__TASK GOAL__: Below is a listing; reproduce each line of it exactly.
** begin MATERIAL FOR THIS TASK **
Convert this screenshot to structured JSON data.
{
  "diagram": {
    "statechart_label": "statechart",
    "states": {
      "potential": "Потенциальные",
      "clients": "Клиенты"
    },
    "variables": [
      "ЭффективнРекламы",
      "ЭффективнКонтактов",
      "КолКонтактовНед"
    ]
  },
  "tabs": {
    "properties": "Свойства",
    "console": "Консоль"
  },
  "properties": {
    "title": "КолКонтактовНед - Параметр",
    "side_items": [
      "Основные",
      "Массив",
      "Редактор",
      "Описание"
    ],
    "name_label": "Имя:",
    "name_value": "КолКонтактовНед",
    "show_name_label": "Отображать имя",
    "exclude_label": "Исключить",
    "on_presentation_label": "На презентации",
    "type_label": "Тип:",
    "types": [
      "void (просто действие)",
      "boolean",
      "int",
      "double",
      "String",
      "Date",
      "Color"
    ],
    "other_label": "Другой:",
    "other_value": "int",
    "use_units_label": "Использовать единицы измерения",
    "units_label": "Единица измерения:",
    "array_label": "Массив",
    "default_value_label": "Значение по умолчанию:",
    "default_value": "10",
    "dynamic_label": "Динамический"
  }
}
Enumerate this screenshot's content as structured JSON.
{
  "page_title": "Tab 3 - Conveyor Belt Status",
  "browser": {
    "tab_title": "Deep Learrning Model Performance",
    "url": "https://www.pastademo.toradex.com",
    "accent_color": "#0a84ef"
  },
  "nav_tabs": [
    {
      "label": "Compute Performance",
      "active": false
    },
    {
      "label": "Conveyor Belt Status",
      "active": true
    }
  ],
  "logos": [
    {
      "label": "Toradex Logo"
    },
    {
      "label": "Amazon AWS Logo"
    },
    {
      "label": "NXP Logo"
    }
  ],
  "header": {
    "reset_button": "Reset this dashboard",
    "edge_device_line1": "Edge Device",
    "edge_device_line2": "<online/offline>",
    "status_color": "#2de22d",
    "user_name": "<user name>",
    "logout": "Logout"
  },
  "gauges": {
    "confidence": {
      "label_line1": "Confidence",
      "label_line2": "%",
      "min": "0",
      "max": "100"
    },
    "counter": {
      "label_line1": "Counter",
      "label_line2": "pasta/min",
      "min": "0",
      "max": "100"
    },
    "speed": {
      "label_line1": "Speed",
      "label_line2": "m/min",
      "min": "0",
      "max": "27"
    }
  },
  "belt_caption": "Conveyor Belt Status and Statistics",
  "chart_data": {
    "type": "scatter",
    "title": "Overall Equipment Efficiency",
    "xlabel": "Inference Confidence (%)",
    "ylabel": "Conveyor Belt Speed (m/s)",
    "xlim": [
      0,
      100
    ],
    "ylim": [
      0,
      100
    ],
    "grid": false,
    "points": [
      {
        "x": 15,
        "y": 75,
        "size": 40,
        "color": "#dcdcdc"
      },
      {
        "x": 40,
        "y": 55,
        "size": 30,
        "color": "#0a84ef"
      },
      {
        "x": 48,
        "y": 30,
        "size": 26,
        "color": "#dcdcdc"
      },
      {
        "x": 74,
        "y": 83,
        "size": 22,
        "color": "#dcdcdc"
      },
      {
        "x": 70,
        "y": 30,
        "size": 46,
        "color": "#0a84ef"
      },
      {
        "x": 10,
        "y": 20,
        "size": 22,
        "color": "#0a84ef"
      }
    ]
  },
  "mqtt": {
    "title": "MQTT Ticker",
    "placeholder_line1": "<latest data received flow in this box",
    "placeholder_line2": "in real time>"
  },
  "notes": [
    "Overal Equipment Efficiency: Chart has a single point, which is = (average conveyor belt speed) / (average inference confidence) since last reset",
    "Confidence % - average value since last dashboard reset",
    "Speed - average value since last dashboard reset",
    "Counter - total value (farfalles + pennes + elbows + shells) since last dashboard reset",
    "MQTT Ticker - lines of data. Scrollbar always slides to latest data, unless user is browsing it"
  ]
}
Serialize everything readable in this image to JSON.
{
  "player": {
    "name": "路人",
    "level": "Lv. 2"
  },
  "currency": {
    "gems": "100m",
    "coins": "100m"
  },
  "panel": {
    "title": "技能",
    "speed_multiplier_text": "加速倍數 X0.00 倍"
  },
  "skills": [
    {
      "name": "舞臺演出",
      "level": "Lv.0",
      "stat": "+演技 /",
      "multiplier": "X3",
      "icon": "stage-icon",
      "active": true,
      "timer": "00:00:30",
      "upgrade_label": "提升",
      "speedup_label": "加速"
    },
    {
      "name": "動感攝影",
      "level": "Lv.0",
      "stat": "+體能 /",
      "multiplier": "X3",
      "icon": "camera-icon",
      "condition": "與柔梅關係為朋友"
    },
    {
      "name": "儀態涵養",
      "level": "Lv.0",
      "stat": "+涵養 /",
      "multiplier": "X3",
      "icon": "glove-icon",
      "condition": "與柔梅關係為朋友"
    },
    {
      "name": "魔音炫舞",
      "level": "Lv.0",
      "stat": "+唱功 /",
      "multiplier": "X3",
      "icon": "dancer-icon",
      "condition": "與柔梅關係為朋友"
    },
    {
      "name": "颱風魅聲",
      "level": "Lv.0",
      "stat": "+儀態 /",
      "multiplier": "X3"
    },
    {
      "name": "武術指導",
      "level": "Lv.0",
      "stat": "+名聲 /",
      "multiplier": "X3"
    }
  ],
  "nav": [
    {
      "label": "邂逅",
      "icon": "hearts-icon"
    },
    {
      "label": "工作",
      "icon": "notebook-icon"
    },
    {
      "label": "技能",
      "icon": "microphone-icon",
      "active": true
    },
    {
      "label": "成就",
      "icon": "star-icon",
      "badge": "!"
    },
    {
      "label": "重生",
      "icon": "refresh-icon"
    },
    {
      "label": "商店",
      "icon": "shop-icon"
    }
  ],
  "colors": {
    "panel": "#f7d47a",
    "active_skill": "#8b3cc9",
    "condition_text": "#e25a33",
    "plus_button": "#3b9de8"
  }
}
** end MATERIAL FOR THIS TASK **
__SOLUTION TO THE EXERCISE__:
Convert this screenshot to structured JSON data.
{
  "diagram": {
    "statechart_label": "statechart",
    "states": {
      "potential": "Потенциальные",
      "clients": "Клиенты"
    },
    "variables": [
      "ЭффективнРекламы",
      "ЭффективнКонтактов",
      "КолКонтактовНед"
    ]
  },
  "tabs": {
    "properties": "Свойства",
    "console": "Консоль"
  },
  "properties": {
    "title": "КолКонтактовНед - Параметр",
    "side_items": [
      "Основные",
      "Массив",
      "Редактор",
      "Описание"
    ],
    "name_label": "Имя:",
    "name_value": "КолКонтактовНед",
    "show_name_label": "Отображать имя",
    "exclude_label": "Исключить",
    "on_presentation_label": "На презентации",
    "type_label": "Тип:",
    "types": [
      "void (просто действие)",
      "boolean",
      "int",
      "double",
      "String",
      "Date",
      "Color"
    ],
    "other_label": "Другой:",
    "other_value": "int",
    "use_units_label": "Использовать единицы измерения",
    "units_label": "Единица измерения:",
    "array_label": "Массив",
    "default_value_label": "Значение по умолчанию:",
    "default_value": "10",
    "dynamic_label": "Динамический"
  }
}
Enumerate this screenshot's content as structured JSON.
{
  "page_title": "Tab 3 - Conveyor Belt Status",
  "browser": {
    "tab_title": "Deep Learrning Model Performance",
    "url": "https://www.pastademo.toradex.com",
    "accent_color": "#0a84ef"
  },
  "nav_tabs": [
    {
      "label": "Compute Performance",
      "active": false
    },
    {
      "label": "Conveyor Belt Status",
      "active": true
    }
  ],
  "logos": [
    {
      "label": "Toradex Logo"
    },
    {
      "label": "Amazon AWS Logo"
    },
    {
      "label": "NXP Logo"
    }
  ],
  "header": {
    "reset_button": "Reset this dashboard",
    "edge_device_line1": "Edge Device",
    "edge_device_line2": "<online/offline>",
    "status_color": "#2de22d",
    "user_name": "<user name>",
    "logout": "Logout"
  },
  "gauges": {
    "confidence": {
      "label_line1": "Confidence",
      "label_line2": "%",
      "min": "0",
      "max": "100"
    },
    "counter": {
      "label_line1": "Counter",
      "label_line2": "pasta/min",
      "min": "0",
      "max": "100"
    },
    "speed": {
      "label_line1": "Speed",
      "label_line2": "m/min",
      "min": "0",
      "max": "27"
    }
  },
  "belt_caption": "Conveyor Belt Status and Statistics",
  "chart_data": {
    "type": "scatter",
    "title": "Overall Equipment Efficiency",
    "xlabel": "Inference Confidence (%)",
    "ylabel": "Conveyor Belt Speed (m/s)",
    "xlim": [
      0,
      100
    ],
    "ylim": [
      0,
      100
    ],
    "grid": false,
    "points": [
      {
        "x": 15,
        "y": 75,
        "size": 40,
        "color": "#dcdcdc"
      },
      {
        "x": 40,
        "y": 55,
        "size": 30,
        "color": "#0a84ef"
      },
      {
        "x": 48,
        "y": 30,
        "size": 26,
        "color": "#dcdcdc"
      },
      {
        "x": 74,
        "y": 83,
        "size": 22,
        "color": "#dcdcdc"
      },
      {
        "x": 70,
        "y": 30,
        "size": 46,
        "color": "#0a84ef"
      },
      {
        "x": 10,
        "y": 20,
        "size": 22,
        "color": "#0a84ef"
      }
    ]
  },
  "mqtt": {
    "title": "MQTT Ticker",
    "placeholder_line1": "<latest data received flow in this box",
    "placeholder_line2": "in real time>"
  },
  "notes": [
    "Overal Equipment Efficiency: Chart has a single point, which is = (average conveyor belt speed) / (average inference confidence) since last reset",
    "Confidence % - average value since last dashboard reset",
    "Speed - average value since last dashboard reset",
    "Counter - total value (farfalles + pennes + elbows + shells) since last dashboard reset",
    "MQTT Ticker - lines of data. Scrollbar always slides to latest data, unless user is browsing it"
  ]
}
Serialize everything readable in this image to JSON.
{
  "player": {
    "name": "路人",
    "level": "Lv. 2"
  },
  "currency": {
    "gems": "100m",
    "coins": "100m"
  },
  "panel": {
    "title": "技能",
    "speed_multiplier_text": "加速倍數 X0.00 倍"
  },
  "skills": [
    {
      "name": "舞臺演出",
      "level": "Lv.0",
      "stat": "+演技 /",
      "multiplier": "X3",
      "icon": "stage-icon",
      "active": true,
      "timer": "00:00:30",
      "upgrade_label": "提升",
      "speedup_label": "加速"
    },
    {
      "name": "動感攝影",
      "level": "Lv.0",
      "stat": "+體能 /",
      "multiplier": "X3",
      "icon": "camera-icon",
      "condition": "與柔梅關係為朋友"
    },
    {
      "name": "儀態涵養",
      "level": "Lv.0",
      "stat": "+涵養 /",
      "multiplier": "X3",
      "icon": "glove-icon",
      "condition": "與柔梅關係為朋友"
    },
    {
      "name": "魔音炫舞",
      "level": "Lv.0",
      "stat": "+唱功 /",
      "multiplier": "X3",
      "icon": "dancer-icon",
      "condition": "與柔梅關係為朋友"
    },
    {
      "name": "颱風魅聲",
      "level": "Lv.0",
      "stat": "+儀態 /",
      "multiplier": "X3"
    },
    {
      "name": "武術指導",
      "level": "Lv.0",
      "stat": "+名聲 /",
      "multiplier": "X3"
    }
  ],
  "nav": [
    {
      "label": "邂逅",
      "icon": "hearts-icon"
    },
    {
      "label": "工作",
      "icon": "notebook-icon"
    },
    {
      "label": "技能",
      "icon": "microphone-icon",
      "active": true
    },
    {
      "label": "成就",
      "icon": "star-icon",
      "badge": "!"
    },
    {
      "label": "重生",
      "icon": "refresh-icon"
    },
    {
      "label": "商店",
      "icon": "shop-icon"
    }
  ],
  "colors": {
    "panel": "#f7d47a",
    "active_skill": "#8b3cc9",
    "condition_text": "#e25a33",
    "plus_button": "#3b9de8"
  }
}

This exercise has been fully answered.